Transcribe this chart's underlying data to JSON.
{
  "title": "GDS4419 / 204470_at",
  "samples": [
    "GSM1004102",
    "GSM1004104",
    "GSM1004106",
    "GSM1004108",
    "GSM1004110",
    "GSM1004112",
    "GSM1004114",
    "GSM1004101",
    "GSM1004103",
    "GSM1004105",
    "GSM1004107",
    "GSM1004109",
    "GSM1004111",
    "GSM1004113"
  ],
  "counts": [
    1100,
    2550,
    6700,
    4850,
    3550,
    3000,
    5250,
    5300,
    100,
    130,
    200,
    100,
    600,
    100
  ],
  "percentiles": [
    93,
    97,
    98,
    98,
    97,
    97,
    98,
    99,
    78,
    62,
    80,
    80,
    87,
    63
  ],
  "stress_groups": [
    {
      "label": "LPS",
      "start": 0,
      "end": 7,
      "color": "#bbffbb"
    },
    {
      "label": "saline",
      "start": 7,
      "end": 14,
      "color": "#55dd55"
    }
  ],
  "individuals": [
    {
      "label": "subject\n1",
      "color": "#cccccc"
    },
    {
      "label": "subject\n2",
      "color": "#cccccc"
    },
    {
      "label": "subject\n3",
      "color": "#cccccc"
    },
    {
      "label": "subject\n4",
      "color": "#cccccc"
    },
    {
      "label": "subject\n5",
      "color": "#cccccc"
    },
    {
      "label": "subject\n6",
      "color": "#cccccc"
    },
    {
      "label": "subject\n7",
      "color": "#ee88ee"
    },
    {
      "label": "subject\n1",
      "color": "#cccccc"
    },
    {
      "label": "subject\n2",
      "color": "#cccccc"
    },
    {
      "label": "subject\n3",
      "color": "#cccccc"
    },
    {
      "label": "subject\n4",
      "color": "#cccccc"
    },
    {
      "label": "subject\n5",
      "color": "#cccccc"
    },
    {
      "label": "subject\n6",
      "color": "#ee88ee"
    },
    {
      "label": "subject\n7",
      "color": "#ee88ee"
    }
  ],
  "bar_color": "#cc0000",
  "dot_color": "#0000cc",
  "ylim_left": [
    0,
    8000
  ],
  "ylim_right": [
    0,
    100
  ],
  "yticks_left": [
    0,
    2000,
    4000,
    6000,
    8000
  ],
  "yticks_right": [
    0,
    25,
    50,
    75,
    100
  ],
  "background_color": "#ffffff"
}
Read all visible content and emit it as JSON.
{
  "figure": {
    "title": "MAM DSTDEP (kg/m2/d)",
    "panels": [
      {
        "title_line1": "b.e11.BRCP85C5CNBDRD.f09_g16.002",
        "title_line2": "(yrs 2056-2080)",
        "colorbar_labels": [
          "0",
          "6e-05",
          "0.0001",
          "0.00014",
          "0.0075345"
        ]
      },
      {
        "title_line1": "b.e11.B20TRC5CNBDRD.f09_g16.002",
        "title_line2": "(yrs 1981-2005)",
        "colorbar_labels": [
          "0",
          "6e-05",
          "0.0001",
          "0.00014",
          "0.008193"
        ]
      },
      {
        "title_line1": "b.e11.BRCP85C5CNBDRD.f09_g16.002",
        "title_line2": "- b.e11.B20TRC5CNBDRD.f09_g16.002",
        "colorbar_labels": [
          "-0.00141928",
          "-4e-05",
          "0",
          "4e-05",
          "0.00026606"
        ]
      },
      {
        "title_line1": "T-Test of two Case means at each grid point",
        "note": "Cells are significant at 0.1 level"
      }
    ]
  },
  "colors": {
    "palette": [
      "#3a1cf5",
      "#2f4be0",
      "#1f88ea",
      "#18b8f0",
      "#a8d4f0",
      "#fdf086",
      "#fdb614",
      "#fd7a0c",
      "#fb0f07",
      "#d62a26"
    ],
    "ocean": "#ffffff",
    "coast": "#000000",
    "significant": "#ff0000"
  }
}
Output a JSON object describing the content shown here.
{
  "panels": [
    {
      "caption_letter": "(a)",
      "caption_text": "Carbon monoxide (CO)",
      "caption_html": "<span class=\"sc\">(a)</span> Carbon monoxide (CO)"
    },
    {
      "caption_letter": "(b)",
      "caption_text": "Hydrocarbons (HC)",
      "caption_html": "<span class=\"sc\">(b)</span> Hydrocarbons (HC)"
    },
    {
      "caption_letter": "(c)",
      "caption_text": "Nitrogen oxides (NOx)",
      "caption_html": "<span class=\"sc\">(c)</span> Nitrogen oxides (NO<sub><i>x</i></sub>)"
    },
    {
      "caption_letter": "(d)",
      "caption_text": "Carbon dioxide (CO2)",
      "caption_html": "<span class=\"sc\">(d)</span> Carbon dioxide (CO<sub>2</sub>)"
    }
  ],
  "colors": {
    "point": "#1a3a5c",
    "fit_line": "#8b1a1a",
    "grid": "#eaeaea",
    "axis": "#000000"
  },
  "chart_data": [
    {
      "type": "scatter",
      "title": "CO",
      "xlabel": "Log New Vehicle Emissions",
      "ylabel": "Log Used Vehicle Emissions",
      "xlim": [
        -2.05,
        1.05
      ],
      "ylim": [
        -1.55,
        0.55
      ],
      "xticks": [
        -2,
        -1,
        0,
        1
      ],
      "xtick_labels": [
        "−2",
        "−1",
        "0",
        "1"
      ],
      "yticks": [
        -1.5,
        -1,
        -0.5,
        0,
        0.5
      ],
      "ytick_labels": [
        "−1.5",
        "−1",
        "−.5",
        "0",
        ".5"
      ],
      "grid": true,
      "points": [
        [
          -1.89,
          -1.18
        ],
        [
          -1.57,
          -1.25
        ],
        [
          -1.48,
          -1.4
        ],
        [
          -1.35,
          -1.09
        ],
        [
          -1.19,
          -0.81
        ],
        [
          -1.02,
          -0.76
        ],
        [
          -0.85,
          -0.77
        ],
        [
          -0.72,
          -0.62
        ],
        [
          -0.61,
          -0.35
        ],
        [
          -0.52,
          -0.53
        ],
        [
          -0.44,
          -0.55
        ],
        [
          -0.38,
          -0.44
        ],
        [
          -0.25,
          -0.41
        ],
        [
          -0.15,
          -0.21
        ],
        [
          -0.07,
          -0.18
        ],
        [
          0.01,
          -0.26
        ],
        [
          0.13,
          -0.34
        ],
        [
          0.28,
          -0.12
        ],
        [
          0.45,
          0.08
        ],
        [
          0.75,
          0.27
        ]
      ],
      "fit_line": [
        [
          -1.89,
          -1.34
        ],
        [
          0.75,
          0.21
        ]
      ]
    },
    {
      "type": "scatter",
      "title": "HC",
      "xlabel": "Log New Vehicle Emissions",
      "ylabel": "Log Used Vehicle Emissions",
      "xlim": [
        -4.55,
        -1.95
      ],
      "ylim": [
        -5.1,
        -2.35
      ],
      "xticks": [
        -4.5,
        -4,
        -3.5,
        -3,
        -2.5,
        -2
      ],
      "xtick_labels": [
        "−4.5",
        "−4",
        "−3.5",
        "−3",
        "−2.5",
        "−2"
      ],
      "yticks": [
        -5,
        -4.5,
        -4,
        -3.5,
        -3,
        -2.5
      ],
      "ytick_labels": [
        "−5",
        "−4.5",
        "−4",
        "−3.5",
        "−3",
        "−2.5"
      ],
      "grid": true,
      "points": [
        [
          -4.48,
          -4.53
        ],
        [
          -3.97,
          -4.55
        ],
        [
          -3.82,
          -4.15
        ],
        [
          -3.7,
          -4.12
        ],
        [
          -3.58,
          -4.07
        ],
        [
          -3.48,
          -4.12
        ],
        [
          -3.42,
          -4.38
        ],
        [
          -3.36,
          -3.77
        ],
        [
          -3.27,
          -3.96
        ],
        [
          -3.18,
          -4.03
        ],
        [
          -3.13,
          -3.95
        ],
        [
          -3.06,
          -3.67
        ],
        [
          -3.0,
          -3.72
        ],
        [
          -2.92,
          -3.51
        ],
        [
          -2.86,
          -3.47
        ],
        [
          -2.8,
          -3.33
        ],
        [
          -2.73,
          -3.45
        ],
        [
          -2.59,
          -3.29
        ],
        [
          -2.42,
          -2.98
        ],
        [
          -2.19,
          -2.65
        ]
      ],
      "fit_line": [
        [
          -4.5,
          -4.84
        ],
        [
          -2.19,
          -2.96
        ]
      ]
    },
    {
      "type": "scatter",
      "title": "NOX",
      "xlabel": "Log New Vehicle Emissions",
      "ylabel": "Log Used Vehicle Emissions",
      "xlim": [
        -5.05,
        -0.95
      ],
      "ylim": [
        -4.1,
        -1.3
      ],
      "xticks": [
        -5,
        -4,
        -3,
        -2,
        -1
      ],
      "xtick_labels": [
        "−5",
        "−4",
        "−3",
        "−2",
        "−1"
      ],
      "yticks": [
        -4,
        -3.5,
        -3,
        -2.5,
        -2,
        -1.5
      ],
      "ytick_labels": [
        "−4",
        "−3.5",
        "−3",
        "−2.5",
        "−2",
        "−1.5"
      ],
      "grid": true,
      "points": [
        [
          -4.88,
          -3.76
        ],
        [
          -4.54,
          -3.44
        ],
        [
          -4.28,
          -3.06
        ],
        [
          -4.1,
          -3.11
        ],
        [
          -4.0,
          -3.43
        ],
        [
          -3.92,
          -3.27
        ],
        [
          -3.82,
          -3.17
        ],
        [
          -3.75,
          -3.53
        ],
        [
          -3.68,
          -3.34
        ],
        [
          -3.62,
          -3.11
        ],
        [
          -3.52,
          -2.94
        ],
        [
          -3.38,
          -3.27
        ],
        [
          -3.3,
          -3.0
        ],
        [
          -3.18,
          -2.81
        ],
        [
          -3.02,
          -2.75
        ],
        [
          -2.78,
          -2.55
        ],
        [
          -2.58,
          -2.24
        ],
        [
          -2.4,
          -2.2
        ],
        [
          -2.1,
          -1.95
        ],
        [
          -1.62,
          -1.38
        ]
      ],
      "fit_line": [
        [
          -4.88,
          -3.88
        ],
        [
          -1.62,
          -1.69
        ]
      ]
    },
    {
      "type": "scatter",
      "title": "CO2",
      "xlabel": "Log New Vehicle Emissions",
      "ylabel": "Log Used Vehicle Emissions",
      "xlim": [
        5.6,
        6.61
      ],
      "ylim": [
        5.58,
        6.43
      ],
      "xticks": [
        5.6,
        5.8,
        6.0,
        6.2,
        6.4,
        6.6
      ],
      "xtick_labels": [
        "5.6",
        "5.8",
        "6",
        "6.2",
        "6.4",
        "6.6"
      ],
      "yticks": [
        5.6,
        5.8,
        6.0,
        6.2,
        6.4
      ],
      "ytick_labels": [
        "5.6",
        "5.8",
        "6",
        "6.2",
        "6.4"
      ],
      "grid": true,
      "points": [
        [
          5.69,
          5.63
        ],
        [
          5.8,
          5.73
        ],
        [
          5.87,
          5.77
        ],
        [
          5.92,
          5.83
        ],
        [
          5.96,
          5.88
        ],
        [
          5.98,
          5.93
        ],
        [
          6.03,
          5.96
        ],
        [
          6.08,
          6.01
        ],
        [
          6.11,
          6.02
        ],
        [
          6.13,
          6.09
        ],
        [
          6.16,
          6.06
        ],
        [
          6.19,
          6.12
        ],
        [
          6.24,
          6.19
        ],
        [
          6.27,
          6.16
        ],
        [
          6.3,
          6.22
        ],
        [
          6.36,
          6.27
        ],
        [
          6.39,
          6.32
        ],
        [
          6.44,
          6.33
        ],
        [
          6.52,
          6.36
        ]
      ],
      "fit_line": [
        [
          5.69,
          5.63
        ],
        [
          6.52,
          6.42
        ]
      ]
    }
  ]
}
+--
From the records above, pull out each line that has "oxides".

      "caption_text": "Nitrogen oxides (NOx)",
      "caption_html": "<span class=\"sc\">(c)</span> Nitrogen oxides (NO<sub><i>x</i></sub>)"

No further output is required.